---------- Data extract ----------

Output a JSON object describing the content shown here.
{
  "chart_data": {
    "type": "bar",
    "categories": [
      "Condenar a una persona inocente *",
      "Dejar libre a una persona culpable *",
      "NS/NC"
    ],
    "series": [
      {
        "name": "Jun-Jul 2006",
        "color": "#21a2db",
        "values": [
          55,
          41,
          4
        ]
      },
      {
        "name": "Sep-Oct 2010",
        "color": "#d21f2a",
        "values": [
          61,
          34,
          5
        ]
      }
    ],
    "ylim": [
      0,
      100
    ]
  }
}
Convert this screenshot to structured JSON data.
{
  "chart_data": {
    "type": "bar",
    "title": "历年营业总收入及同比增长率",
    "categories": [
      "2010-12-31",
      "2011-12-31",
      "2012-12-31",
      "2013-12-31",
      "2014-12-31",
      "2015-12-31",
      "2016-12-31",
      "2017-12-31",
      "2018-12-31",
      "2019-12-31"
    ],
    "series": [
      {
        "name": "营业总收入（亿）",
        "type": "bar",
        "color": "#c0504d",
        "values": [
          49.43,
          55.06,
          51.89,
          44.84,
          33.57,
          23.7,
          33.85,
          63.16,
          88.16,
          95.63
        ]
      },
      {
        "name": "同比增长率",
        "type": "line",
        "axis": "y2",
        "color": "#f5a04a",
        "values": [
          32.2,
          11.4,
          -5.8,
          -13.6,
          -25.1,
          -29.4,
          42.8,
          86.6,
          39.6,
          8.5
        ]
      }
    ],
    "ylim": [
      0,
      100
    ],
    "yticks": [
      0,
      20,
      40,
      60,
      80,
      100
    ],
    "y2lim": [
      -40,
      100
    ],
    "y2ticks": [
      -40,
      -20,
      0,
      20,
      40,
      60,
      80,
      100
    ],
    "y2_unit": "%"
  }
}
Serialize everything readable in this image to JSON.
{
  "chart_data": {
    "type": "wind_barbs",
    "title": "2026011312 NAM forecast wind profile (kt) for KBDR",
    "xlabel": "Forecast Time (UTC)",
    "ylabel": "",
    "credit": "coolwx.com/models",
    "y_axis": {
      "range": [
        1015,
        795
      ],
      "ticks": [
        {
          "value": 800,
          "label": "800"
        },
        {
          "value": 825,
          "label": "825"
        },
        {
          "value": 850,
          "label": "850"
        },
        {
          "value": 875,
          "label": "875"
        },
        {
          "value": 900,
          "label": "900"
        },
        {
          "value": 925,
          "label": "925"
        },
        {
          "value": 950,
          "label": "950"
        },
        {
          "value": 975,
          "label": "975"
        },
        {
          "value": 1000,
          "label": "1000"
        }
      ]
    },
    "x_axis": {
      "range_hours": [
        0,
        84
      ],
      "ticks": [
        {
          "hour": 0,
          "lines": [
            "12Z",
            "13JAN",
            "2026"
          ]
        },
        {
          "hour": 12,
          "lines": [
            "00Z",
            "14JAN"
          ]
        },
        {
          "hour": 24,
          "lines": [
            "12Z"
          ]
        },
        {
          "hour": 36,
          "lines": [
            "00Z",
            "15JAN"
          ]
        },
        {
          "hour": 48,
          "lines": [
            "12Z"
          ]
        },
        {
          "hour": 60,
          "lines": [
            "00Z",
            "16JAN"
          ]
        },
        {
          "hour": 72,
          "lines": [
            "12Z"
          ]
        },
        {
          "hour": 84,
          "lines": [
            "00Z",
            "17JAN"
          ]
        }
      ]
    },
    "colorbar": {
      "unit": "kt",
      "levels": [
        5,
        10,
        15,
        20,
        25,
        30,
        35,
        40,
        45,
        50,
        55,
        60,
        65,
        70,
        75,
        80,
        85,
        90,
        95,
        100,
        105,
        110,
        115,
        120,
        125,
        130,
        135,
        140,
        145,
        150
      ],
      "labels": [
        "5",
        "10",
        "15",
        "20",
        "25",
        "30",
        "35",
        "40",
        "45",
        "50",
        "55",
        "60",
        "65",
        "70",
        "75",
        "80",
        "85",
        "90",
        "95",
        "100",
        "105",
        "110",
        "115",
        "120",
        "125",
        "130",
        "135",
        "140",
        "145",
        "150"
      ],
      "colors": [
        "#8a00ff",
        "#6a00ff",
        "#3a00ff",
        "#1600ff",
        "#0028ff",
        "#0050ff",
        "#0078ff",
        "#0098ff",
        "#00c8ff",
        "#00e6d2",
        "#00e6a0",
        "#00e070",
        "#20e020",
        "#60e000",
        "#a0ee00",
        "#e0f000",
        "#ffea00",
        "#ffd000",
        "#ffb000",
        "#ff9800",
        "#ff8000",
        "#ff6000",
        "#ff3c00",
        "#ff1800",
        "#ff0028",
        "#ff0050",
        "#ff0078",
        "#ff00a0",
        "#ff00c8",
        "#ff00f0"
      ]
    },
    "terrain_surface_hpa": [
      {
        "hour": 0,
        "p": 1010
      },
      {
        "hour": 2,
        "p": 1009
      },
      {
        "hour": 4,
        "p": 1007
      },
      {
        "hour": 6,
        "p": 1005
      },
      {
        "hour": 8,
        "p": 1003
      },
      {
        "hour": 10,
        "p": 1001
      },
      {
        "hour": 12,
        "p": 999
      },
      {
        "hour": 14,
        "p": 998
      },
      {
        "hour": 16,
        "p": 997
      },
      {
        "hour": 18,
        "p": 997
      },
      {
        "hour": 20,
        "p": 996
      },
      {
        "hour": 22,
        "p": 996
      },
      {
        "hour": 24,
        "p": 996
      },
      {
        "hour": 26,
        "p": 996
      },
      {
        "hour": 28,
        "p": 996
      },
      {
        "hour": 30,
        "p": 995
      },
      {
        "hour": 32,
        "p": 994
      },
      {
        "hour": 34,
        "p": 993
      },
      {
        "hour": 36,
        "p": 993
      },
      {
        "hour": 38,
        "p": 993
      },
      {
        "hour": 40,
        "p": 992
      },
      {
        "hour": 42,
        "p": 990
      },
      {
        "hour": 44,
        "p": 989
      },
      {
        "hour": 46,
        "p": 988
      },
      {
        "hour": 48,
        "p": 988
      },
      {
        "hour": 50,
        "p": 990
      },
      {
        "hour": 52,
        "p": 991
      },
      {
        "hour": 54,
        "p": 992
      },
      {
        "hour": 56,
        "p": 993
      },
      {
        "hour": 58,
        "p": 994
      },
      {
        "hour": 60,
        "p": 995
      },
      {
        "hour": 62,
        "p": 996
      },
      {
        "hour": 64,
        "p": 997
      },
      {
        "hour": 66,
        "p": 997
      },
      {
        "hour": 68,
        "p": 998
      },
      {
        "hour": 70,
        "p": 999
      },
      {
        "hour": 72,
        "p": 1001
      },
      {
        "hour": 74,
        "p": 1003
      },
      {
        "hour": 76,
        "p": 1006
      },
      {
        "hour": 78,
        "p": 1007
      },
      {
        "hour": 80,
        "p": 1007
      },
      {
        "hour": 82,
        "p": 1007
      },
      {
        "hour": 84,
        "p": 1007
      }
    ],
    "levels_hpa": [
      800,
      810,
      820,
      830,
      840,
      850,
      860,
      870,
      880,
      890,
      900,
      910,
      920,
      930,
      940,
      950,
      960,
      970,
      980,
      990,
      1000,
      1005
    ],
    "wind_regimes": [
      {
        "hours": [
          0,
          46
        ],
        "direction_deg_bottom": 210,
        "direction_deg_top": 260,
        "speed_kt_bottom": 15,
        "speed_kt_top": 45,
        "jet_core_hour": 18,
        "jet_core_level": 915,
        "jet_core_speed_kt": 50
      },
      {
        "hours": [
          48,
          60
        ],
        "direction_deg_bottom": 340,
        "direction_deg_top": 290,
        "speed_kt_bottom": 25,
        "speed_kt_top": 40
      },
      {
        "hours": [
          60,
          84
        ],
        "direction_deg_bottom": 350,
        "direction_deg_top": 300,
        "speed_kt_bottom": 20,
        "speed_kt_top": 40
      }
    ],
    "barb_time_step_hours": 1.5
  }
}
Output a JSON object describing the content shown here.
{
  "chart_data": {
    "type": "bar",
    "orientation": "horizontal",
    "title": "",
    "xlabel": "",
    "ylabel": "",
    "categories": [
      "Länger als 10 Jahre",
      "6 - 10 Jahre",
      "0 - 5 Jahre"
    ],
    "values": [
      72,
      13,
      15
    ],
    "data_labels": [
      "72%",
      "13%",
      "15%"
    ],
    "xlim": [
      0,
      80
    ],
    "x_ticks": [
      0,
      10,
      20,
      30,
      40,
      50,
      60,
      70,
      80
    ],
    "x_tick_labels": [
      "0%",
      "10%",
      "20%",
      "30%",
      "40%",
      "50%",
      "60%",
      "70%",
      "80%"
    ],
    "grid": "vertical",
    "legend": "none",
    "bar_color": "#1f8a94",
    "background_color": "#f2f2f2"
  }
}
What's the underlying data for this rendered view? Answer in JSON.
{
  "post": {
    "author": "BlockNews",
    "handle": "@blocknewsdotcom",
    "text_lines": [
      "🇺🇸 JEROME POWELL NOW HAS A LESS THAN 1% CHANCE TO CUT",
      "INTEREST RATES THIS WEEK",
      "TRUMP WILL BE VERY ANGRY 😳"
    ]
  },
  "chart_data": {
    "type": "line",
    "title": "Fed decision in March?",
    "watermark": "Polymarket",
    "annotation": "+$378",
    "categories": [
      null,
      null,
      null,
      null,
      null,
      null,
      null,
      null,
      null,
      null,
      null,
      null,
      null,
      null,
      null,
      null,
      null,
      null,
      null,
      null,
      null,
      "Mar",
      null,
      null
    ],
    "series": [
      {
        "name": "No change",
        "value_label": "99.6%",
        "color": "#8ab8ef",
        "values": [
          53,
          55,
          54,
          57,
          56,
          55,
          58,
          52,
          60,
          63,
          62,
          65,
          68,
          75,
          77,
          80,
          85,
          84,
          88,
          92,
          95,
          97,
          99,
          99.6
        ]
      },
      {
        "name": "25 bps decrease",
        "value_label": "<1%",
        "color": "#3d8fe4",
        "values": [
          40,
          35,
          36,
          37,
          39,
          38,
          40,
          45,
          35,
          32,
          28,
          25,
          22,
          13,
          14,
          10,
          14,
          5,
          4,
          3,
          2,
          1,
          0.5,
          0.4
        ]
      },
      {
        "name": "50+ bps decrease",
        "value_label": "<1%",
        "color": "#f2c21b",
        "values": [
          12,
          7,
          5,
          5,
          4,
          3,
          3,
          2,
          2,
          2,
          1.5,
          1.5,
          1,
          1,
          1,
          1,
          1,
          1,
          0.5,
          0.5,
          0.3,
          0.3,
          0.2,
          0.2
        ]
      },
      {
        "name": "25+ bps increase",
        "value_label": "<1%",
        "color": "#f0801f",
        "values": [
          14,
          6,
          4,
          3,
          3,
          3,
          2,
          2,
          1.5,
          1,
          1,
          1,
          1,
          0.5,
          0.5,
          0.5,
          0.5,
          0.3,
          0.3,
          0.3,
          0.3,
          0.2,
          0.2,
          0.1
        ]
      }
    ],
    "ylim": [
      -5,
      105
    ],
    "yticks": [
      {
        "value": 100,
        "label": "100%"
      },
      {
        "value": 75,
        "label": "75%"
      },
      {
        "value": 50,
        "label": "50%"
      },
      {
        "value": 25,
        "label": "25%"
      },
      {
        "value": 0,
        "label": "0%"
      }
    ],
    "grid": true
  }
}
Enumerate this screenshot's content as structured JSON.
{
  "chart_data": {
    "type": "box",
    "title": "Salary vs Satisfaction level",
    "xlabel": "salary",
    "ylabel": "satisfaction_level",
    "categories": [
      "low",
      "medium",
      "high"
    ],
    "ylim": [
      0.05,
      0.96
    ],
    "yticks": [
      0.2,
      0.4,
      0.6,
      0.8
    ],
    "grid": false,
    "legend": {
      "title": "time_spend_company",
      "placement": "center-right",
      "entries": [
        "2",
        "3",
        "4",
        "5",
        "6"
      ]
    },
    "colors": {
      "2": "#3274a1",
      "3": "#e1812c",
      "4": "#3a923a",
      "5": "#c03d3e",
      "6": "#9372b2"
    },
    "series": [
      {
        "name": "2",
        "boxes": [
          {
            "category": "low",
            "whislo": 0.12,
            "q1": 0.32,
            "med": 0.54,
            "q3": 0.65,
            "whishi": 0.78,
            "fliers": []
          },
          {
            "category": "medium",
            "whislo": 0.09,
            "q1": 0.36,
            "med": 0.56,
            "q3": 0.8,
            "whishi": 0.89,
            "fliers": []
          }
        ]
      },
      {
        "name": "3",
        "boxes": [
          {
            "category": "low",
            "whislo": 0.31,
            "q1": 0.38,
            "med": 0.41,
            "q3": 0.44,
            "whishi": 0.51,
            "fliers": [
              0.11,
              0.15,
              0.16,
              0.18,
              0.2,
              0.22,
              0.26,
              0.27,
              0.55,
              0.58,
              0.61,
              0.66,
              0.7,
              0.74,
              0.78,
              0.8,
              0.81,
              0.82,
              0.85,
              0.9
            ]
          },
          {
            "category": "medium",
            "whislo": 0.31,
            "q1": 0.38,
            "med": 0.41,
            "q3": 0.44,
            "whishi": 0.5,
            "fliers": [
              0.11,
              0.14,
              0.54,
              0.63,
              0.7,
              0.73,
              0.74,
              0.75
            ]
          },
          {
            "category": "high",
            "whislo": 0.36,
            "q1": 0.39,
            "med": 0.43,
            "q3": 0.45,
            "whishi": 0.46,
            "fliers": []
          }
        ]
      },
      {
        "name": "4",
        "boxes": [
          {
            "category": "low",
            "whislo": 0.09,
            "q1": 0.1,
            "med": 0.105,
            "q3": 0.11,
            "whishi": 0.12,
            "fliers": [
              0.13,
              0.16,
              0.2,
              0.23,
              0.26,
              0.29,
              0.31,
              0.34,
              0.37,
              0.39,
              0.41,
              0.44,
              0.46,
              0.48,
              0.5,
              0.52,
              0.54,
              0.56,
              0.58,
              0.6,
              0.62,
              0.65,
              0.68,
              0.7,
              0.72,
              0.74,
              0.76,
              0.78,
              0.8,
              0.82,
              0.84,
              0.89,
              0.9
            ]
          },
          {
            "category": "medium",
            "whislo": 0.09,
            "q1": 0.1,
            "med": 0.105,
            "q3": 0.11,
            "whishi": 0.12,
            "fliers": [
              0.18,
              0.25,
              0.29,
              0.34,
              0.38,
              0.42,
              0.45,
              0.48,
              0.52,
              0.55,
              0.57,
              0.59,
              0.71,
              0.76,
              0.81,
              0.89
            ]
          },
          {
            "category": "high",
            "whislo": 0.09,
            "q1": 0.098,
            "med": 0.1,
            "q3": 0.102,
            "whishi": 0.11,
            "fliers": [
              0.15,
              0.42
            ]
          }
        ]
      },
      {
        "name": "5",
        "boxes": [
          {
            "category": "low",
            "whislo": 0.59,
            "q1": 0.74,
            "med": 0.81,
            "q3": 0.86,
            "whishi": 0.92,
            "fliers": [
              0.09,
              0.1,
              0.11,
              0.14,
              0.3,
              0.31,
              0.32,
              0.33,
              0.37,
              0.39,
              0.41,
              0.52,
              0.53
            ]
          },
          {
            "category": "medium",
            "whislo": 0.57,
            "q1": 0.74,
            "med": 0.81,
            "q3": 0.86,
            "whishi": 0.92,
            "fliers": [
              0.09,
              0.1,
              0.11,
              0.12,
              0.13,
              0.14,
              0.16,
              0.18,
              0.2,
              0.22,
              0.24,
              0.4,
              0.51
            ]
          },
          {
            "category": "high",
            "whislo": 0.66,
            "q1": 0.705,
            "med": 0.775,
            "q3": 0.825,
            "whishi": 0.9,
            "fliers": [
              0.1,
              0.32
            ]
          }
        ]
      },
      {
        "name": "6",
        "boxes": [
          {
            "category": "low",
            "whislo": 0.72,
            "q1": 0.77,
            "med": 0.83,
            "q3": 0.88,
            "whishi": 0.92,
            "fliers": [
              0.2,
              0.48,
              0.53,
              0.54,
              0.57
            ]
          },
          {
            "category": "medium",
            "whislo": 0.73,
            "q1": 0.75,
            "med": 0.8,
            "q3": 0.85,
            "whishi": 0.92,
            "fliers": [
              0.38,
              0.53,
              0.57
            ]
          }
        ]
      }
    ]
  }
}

----------

### Directions
Pick out each line containing the string "title" and copy it.

### The response
    "title": "历年营业总收入及同比增长率",
    "title": "2026011312 NAM forecast wind profile (kt) for KBDR",
    "title": "",
    "title": "Fed decision in March?",
    "title": "Salary vs Satisfaction level",
      "title": "time_spend_company",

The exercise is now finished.